What is needed: Each line of the material below should be reproduced exactly.

Record list:
:::::

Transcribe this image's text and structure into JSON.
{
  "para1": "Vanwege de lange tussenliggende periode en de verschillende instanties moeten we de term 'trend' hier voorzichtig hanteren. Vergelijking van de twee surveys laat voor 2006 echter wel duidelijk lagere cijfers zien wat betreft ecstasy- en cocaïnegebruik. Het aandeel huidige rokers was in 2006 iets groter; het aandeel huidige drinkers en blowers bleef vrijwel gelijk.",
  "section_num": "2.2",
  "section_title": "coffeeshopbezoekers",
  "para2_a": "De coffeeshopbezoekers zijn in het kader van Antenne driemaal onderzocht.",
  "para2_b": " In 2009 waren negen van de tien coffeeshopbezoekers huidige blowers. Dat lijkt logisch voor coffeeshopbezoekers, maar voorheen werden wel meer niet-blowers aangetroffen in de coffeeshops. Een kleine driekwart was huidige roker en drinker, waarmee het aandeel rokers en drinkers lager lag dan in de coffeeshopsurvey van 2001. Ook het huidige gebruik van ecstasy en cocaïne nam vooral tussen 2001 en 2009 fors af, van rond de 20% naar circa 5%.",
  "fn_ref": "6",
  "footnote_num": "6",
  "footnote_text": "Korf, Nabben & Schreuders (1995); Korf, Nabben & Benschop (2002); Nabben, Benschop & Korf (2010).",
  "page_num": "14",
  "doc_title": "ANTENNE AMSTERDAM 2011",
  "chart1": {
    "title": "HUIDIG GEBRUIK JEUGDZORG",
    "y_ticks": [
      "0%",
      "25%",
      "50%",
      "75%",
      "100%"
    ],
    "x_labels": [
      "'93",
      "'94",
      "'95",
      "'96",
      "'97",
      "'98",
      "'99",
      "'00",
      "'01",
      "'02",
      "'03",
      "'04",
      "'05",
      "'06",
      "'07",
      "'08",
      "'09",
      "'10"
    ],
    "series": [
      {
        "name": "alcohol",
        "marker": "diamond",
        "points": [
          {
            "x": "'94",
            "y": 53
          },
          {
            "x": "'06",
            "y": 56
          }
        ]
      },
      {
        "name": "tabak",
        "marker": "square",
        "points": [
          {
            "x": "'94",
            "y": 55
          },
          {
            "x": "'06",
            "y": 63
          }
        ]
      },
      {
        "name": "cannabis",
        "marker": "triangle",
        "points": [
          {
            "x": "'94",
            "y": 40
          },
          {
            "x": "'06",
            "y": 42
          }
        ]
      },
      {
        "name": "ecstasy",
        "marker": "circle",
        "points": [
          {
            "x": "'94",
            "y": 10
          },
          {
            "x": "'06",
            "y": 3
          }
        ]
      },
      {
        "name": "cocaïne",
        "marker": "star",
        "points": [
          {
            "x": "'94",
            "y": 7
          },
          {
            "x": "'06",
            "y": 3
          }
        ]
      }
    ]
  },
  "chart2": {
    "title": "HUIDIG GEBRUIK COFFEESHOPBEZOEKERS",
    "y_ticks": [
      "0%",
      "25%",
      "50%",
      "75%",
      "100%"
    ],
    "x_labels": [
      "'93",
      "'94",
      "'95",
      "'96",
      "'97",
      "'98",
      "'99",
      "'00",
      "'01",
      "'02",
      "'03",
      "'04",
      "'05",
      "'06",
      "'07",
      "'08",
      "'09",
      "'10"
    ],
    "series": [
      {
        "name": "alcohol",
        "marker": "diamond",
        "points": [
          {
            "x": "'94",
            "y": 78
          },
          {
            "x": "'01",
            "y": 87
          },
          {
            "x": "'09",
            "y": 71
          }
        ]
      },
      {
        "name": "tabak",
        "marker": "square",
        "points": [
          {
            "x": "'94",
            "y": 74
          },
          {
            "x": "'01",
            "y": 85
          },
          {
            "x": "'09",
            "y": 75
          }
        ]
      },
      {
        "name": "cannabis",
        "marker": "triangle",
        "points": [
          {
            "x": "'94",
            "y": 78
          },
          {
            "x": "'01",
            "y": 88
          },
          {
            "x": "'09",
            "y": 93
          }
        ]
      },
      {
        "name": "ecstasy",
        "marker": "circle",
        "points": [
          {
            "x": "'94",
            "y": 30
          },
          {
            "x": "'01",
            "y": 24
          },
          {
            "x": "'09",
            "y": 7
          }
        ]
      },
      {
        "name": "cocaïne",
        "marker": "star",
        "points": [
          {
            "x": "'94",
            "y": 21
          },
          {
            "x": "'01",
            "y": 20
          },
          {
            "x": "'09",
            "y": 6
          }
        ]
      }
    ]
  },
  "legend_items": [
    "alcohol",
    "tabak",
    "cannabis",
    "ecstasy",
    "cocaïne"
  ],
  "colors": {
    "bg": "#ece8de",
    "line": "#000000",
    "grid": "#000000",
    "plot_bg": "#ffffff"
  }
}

:::::

Right answer:
Transcribe this image's text and structure into JSON.
{
  "para1": "Vanwege de lange tussenliggende periode en de verschillende instanties moeten we de term 'trend' hier voorzichtig hanteren. Vergelijking van de twee surveys laat voor 2006 echter wel duidelijk lagere cijfers zien wat betreft ecstasy- en cocaïnegebruik. Het aandeel huidige rokers was in 2006 iets groter; het aandeel huidige drinkers en blowers bleef vrijwel gelijk.",
  "section_num": "2.2",
  "section_title": "coffeeshopbezoekers",
  "para2_a": "De coffeeshopbezoekers zijn in het kader van Antenne driemaal onderzocht.",
  "para2_b": " In 2009 waren negen van de tien coffeeshopbezoekers huidige blowers. Dat lijkt logisch voor coffeeshopbezoekers, maar voorheen werden wel meer niet-blowers aangetroffen in de coffeeshops. Een kleine driekwart was huidige roker en drinker, waarmee het aandeel rokers en drinkers lager lag dan in de coffeeshopsurvey van 2001. Ook het huidige gebruik van ecstasy en cocaïne nam vooral tussen 2001 en 2009 fors af, van rond de 20% naar circa 5%.",
  "fn_ref": "6",
  "footnote_num": "6",
  "footnote_text": "Korf, Nabben & Schreuders (1995); Korf, Nabben & Benschop (2002); Nabben, Benschop & Korf (2010).",
  "page_num": "14",
  "doc_title": "ANTENNE AMSTERDAM 2011",
  "chart1": {
    "title": "HUIDIG GEBRUIK JEUGDZORG",
    "y_ticks": [
      "0%",
      "25%",
      "50%",
      "75%",
      "100%"
    ],
    "x_labels": [
      "'93",
      "'94",
      "'95",
      "'96",
      "'97",
      "'98",
      "'99",
      "'00",
      "'01",
      "'02",
      "'03",
      "'04",
      "'05",
      "'06",
      "'07",
      "'08",
      "'09",
      "'10"
    ],
    "series": [
      {
        "name": "alcohol",
        "marker": "diamond",
        "points": [
          {
            "x": "'94",
            "y": 53
          },
          {
            "x": "'06",
            "y": 56
          }
        ]
      },
      {
        "name": "tabak",
        "marker": "square",
        "points": [
          {
            "x": "'94",
            "y": 55
          },
          {
            "x": "'06",
            "y": 63
          }
        ]
      },
      {
        "name": "cannabis",
        "marker": "triangle",
        "points": [
          {
            "x": "'94",
            "y": 40
          },
          {
            "x": "'06",
            "y": 42
          }
        ]
      },
      {
        "name": "ecstasy",
        "marker": "circle",
        "points": [
          {
            "x": "'94",
            "y": 10
          },
          {
            "x": "'06",
            "y": 3
          }
        ]
      },
      {
        "name": "cocaïne",
        "marker": "star",
        "points": [
          {
            "x": "'94",
            "y": 7
          },
          {
            "x": "'06",
            "y": 3
          }
        ]
      }
    ]
  },
  "chart2": {
    "title": "HUIDIG GEBRUIK COFFEESHOPBEZOEKERS",
    "y_ticks": [
      "0%",
      "25%",
      "50%",
      "75%",
      "100%"
    ],
    "x_labels": [
      "'93",
      "'94",
      "'95",
      "'96",
      "'97",
      "'98",
      "'99",
      "'00",
      "'01",
      "'02",
      "'03",
      "'04",
      "'05",
      "'06",
      "'07",
      "'08",
      "'09",
      "'10"
    ],
    "series": [
      {
        "name": "alcohol",
        "marker": "diamond",
        "points": [
          {
            "x": "'94",
            "y": 78
          },
          {
            "x": "'01",
            "y": 87
          },
          {
            "x": "'09",
            "y": 71
          }
        ]
      },
      {
        "name": "tabak",
        "marker": "square",
        "points": [
          {
            "x": "'94",
            "y": 74
          },
          {
            "x": "'01",
            "y": 85
          },
          {
            "x": "'09",
            "y": 75
          }
        ]
      },
      {
        "name": "cannabis",
        "marker": "triangle",
        "points": [
          {
            "x": "'94",
            "y": 78
          },
          {
            "x": "'01",
            "y": 88
          },
          {
            "x": "'09",
            "y": 93
          }
        ]
      },
      {
        "name": "ecstasy",
        "marker": "circle",
        "points": [
          {
            "x": "'94",
            "y": 30
          },
          {
            "x": "'01",
            "y": 24
          },
          {
            "x": "'09",
            "y": 7
          }
        ]
      },
      {
        "name": "cocaïne",
        "marker": "star",
        "points": [
          {
            "x": "'94",
            "y": 21
          },
          {
            "x": "'01",
            "y": 20
          },
          {
            "x": "'09",
            "y": 6
          }
        ]
      }
    ]
  },
  "legend_items": [
    "alcohol",
    "tabak",
    "cannabis",
    "ecstasy",
    "cocaïne"
  ],
  "colors": {
    "bg": "#ece8de",
    "line": "#000000",
    "grid": "#000000",
    "plot_bg": "#ffffff"
  }
}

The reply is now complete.